Requirement: Tell how many lines in the data below hold the string "JSON"; give nothing but the number.

Dataset records:
--- Begin ---

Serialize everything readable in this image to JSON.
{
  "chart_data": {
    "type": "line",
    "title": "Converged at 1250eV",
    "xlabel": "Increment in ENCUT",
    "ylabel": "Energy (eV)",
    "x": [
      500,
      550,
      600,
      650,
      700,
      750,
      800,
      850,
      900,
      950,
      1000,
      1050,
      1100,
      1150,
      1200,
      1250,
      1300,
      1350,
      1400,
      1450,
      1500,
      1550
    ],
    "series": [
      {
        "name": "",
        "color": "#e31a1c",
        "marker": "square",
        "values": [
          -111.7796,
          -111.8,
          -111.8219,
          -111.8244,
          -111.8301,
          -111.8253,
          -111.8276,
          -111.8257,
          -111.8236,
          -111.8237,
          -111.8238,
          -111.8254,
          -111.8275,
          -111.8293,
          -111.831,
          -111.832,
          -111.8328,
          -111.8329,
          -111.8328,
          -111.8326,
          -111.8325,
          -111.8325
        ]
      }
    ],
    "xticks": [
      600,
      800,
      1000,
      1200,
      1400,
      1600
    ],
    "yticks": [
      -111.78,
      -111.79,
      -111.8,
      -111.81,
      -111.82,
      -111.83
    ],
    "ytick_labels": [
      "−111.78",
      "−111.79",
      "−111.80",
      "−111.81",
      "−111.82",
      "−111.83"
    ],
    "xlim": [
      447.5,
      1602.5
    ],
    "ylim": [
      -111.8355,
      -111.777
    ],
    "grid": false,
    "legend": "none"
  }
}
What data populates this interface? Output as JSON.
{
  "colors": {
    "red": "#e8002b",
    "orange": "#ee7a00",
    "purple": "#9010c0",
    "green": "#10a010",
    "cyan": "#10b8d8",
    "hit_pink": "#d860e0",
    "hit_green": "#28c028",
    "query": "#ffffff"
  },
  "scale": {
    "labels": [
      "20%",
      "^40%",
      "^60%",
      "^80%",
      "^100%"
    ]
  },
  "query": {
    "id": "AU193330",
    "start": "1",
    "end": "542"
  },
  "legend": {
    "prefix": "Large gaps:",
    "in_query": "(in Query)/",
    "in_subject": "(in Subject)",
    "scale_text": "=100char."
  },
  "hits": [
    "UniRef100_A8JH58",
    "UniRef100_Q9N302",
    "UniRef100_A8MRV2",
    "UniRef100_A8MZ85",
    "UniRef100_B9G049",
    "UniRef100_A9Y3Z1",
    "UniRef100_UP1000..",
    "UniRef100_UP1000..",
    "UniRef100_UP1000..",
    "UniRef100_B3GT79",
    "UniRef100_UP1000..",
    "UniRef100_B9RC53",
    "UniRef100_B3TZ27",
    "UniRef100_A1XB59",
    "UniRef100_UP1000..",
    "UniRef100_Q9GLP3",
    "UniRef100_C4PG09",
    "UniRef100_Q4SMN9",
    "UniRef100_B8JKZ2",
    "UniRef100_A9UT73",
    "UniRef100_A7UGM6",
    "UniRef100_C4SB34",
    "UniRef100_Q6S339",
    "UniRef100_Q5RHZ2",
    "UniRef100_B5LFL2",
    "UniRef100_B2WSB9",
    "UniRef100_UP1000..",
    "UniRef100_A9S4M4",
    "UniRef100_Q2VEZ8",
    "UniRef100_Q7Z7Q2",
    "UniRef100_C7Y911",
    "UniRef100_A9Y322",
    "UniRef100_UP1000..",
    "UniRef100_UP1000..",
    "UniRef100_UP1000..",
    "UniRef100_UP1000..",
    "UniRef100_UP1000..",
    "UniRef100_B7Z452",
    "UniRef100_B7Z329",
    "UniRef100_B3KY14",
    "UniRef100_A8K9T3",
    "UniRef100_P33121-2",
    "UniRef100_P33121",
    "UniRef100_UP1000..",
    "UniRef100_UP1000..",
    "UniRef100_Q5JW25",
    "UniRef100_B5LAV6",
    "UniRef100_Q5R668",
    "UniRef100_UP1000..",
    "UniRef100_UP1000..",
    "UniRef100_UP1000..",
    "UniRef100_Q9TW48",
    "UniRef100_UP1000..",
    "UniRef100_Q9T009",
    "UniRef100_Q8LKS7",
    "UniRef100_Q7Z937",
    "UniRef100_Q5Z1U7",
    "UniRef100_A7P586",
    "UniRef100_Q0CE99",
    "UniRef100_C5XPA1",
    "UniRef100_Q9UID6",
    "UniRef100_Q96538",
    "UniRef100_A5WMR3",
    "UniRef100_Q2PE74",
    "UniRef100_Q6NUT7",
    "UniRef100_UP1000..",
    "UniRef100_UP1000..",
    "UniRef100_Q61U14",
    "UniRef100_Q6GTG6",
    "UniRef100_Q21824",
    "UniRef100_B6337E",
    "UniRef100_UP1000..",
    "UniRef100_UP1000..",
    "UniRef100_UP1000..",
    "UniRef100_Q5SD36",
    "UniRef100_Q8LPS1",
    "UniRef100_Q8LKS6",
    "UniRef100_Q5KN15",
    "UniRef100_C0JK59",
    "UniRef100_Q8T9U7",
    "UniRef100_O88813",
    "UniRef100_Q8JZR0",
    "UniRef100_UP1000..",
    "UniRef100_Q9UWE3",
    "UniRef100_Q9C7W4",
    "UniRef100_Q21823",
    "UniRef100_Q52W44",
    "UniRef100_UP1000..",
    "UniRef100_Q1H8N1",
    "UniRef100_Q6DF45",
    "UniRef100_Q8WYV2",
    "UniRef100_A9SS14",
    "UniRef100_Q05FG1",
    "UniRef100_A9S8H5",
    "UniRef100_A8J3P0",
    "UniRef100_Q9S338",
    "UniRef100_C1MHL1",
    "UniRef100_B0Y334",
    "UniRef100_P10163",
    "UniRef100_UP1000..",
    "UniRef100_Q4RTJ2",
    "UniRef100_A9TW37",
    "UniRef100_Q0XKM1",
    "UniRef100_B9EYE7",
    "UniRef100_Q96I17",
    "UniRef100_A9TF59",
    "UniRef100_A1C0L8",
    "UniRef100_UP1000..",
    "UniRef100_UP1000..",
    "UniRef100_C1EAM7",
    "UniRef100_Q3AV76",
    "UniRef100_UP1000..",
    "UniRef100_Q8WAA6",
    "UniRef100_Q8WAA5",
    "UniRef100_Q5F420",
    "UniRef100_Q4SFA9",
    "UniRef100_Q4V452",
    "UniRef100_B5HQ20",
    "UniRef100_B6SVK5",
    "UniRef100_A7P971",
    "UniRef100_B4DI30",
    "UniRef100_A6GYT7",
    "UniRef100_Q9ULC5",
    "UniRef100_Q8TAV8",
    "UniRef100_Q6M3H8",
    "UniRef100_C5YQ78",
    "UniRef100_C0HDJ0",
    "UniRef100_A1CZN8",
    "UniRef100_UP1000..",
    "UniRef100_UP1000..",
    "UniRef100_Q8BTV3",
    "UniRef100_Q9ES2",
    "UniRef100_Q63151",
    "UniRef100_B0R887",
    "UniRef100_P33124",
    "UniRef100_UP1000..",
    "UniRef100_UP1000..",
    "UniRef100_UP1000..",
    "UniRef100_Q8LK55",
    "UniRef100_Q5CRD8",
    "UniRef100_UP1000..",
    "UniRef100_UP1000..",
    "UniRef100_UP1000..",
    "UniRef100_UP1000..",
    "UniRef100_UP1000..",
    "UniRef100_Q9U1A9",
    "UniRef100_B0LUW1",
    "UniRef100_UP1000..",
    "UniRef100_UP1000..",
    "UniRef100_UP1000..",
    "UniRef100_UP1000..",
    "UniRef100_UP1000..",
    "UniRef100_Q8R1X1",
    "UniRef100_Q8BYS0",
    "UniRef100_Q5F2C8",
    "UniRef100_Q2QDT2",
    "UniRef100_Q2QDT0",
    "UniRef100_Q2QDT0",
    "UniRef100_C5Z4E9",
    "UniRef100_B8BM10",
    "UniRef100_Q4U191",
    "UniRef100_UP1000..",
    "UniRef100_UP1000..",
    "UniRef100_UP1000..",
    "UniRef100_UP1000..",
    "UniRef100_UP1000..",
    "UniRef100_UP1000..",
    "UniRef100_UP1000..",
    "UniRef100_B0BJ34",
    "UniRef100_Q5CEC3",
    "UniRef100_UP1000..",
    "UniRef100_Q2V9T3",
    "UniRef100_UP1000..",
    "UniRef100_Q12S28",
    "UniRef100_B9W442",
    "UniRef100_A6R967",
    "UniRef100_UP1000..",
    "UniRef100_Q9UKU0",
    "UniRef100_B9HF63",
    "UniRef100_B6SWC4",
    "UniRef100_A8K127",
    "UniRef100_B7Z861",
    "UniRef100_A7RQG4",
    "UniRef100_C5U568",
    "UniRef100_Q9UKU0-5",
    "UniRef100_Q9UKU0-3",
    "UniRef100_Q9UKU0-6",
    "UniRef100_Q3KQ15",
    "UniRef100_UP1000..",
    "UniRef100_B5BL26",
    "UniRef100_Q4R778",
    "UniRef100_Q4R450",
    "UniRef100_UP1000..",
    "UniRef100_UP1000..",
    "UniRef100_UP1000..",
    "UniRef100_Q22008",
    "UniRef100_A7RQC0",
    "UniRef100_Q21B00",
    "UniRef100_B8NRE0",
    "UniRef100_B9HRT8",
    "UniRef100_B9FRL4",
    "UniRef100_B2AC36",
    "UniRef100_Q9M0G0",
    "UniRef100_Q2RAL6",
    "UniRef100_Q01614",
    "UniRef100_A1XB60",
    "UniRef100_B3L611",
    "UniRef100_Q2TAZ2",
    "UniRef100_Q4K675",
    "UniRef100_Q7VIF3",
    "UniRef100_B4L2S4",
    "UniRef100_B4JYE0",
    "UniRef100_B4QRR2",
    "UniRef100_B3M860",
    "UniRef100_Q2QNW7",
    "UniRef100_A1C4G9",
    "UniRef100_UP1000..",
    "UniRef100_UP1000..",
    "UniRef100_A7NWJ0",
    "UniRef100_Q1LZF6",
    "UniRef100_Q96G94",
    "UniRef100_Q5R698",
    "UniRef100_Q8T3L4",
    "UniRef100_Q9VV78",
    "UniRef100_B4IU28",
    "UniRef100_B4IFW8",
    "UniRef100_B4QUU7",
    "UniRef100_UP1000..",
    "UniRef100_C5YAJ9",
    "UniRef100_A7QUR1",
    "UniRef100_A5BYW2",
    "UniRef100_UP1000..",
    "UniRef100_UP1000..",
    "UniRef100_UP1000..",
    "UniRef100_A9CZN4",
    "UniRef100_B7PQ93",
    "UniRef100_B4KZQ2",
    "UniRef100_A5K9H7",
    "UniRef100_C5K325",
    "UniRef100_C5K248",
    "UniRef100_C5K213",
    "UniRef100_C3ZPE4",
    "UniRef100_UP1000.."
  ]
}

--- End ---

Finished answer: 2